--- DATA ROWS ---
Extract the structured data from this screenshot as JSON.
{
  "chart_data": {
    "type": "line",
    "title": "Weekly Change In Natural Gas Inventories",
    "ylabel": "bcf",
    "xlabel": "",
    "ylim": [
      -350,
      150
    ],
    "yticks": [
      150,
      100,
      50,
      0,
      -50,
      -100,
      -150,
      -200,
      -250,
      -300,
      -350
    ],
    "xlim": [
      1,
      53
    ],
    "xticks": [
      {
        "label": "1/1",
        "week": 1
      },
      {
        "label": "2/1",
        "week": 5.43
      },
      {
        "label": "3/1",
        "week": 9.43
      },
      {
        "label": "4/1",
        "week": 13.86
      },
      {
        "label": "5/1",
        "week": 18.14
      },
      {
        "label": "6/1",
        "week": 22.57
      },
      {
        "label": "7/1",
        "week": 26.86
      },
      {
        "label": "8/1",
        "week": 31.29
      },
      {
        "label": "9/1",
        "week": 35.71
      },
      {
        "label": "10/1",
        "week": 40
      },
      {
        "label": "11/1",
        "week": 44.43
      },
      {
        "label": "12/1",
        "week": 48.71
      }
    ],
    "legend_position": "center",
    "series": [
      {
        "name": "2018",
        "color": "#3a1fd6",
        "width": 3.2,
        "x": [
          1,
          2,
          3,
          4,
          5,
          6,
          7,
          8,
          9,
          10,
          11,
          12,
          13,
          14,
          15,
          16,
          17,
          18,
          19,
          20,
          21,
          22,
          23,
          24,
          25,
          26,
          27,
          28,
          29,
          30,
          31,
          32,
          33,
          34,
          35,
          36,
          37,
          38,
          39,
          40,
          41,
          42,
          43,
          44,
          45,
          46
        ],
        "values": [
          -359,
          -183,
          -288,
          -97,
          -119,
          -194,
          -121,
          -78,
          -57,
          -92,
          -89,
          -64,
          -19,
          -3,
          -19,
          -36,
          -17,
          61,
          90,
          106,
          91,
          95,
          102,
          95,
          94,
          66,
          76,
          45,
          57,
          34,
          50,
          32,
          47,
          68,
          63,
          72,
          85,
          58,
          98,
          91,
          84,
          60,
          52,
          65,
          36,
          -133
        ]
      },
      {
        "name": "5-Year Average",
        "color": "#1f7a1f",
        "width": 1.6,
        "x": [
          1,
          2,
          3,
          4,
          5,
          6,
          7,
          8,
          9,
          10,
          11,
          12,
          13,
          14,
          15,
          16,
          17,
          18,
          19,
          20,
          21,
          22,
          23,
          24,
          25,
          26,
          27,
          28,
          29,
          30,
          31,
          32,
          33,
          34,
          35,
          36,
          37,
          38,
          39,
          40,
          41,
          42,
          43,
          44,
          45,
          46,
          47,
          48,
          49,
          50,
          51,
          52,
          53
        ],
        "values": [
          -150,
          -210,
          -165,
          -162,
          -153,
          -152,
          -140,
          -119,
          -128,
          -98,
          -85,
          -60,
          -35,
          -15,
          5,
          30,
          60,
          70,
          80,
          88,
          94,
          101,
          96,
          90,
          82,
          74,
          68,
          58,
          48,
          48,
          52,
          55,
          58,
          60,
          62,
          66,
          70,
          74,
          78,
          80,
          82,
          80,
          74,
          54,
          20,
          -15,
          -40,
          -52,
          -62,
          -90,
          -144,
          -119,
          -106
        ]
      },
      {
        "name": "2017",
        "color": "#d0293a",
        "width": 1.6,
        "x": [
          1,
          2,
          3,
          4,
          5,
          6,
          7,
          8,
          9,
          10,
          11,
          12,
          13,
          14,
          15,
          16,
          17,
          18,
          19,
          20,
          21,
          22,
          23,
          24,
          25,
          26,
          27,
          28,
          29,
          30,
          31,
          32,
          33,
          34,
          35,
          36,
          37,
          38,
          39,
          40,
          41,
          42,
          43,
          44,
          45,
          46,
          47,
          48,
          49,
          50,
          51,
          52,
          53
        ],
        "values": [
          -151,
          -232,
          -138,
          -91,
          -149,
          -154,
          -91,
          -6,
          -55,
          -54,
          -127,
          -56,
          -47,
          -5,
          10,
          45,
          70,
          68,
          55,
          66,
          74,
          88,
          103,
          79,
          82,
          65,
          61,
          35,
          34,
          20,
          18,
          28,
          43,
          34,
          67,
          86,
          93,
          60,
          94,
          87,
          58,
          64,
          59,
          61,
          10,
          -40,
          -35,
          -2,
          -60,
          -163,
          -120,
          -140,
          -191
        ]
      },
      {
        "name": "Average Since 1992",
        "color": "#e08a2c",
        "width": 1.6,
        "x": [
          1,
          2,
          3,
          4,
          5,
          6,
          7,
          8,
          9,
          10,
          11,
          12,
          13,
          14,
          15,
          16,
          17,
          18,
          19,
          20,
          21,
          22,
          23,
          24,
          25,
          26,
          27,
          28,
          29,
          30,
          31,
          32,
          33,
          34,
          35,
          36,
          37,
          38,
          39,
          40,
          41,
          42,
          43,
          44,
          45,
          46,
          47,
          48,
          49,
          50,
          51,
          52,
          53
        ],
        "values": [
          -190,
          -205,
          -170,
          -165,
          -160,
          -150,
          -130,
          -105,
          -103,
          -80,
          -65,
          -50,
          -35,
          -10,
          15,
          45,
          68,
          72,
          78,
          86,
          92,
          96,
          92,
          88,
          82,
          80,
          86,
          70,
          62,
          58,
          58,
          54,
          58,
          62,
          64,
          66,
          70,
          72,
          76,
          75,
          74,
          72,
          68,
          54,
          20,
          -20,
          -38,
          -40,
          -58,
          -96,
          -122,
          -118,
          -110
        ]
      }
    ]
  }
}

--- EXERCISE DETAILS ---
Every line of the data above should be copied exactly.

--- RESULT ---
Extract the structured data from this screenshot as JSON.
{
  "chart_data": {
    "type": "line",
    "title": "Weekly Change In Natural Gas Inventories",
    "ylabel": "bcf",
    "xlabel": "",
    "ylim": [
      -350,
      150
    ],
    "yticks": [
      150,
      100,
      50,
      0,
      -50,
      -100,
      -150,
      -200,
      -250,
      -300,
      -350
    ],
    "xlim": [
      1,
      53
    ],
    "xticks": [
      {
        "label": "1/1",
        "week": 1
      },
      {
        "label": "2/1",
        "week": 5.43
      },
      {
        "label": "3/1",
        "week": 9.43
      },
      {
        "label": "4/1",
        "week": 13.86
      },
      {
        "label": "5/1",
        "week": 18.14
      },
      {
        "label": "6/1",
        "week": 22.57
      },
      {
        "label": "7/1",
        "week": 26.86
      },
      {
        "label": "8/1",
        "week": 31.29
      },
      {
        "label": "9/1",
        "week": 35.71
      },
      {
        "label": "10/1",
        "week": 40
      },
      {
        "label": "11/1",
        "week": 44.43
      },
      {
        "label": "12/1",
        "week": 48.71
      }
    ],
    "legend_position": "center",
    "series": [
      {
        "name": "2018",
        "color": "#3a1fd6",
        "width": 3.2,
        "x": [
          1,
          2,
          3,
          4,
          5,
          6,
          7,
          8,
          9,
          10,
          11,
          12,
          13,
          14,
          15,
          16,
          17,
          18,
          19,
          20,
          21,
          22,
          23,
          24,
          25,
          26,
          27,
          28,
          29,
          30,
          31,
          32,
          33,
          34,
          35,
          36,
          37,
          38,
          39,
          40,
          41,
          42,
          43,
          44,
          45,
          46
        ],
        "values": [
          -359,
          -183,
          -288,
          -97,
          -119,
          -194,
          -121,
          -78,
          -57,
          -92,
          -89,
          -64,
          -19,
          -3,
          -19,
          -36,
          -17,
          61,
          90,
          106,
          91,
          95,
          102,
          95,
          94,
          66,
          76,
          45,
          57,
          34,
          50,
          32,
          47,
          68,
          63,
          72,
          85,
          58,
          98,
          91,
          84,
          60,
          52,
          65,
          36,
          -133
        ]
      },
      {
        "name": "5-Year Average",
        "color": "#1f7a1f",
        "width": 1.6,
        "x": [
          1,
          2,
          3,
          4,
          5,
          6,
          7,
          8,
          9,
          10,
          11,
          12,
          13,
          14,
          15,
          16,
          17,
          18,
          19,
          20,
          21,
          22,
          23,
          24,
          25,
          26,
          27,
          28,
          29,
          30,
          31,
          32,
          33,
          34,
          35,
          36,
          37,
          38,
          39,
          40,
          41,
          42,
          43,
          44,
          45,
          46,
          47,
          48,
          49,
          50,
          51,
          52,
          53
        ],
        "values": [
          -150,
          -210,
          -165,
          -162,
          -153,
          -152,
          -140,
          -119,
          -128,
          -98,
          -85,
          -60,
          -35,
          -15,
          5,
          30,
          60,
          70,
          80,
          88,
          94,
          101,
          96,
          90,
          82,
          74,
          68,
          58,
          48,
          48,
          52,
          55,
          58,
          60,
          62,
          66,
          70,
          74,
          78,
          80,
          82,
          80,
          74,
          54,
          20,
          -15,
          -40,
          -52,
          -62,
          -90,
          -144,
          -119,
          -106
        ]
      },
      {
        "name": "2017",
        "color": "#d0293a",
        "width": 1.6,
        "x": [
          1,
          2,
          3,
          4,
          5,
          6,
          7,
          8,
          9,
          10,
          11,
          12,
          13,
          14,
          15,
          16,
          17,
          18,
          19,
          20,
          21,
          22,
          23,
          24,
          25,
          26,
          27,
          28,
          29,
          30,
          31,
          32,
          33,
          34,
          35,
          36,
          37,
          38,
          39,
          40,
          41,
          42,
          43,
          44,
          45,
          46,
          47,
          48,
          49,
          50,
          51,
          52,
          53
        ],
        "values": [
          -151,
          -232,
          -138,
          -91,
          -149,
          -154,
          -91,
          -6,
          -55,
          -54,
          -127,
          -56,
          -47,
          -5,
          10,
          45,
          70,
          68,
          55,
          66,
          74,
          88,
          103,
          79,
          82,
          65,
          61,
          35,
          34,
          20,
          18,
          28,
          43,
          34,
          67,
          86,
          93,
          60,
          94,
          87,
          58,
          64,
          59,
          61,
          10,
          -40,
          -35,
          -2,
          -60,
          -163,
          -120,
          -140,
          -191
        ]
      },
      {
        "name": "Average Since 1992",
        "color": "#e08a2c",
        "width": 1.6,
        "x": [
          1,
          2,
          3,
          4,
          5,
          6,
          7,
          8,
          9,
          10,
          11,
          12,
          13,
          14,
          15,
          16,
          17,
          18,
          19,
          20,
          21,
          22,
          23,
          24,
          25,
          26,
          27,
          28,
          29,
          30,
          31,
          32,
          33,
          34,
          35,
          36,
          37,
          38,
          39,
          40,
          41,
          42,
          43,
          44,
          45,
          46,
          47,
          48,
          49,
          50,
          51,
          52,
          53
        ],
        "values": [
          -190,
          -205,
          -170,
          -165,
          -160,
          -150,
          -130,
          -105,
          -103,
          -80,
          -65,
          -50,
          -35,
          -10,
          15,
          45,
          68,
          72,
          78,
          86,
          92,
          96,
          92,
          88,
          82,
          80,
          86,
          70,
          62,
          58,
          58,
          54,
          58,
          62,
          64,
          66,
          70,
          72,
          76,
          75,
          74,
          72,
          68,
          54,
          20,
          -20,
          -38,
          -40,
          -58,
          -96,
          -122,
          -118,
          -110
        ]
      }
    ]
  }
}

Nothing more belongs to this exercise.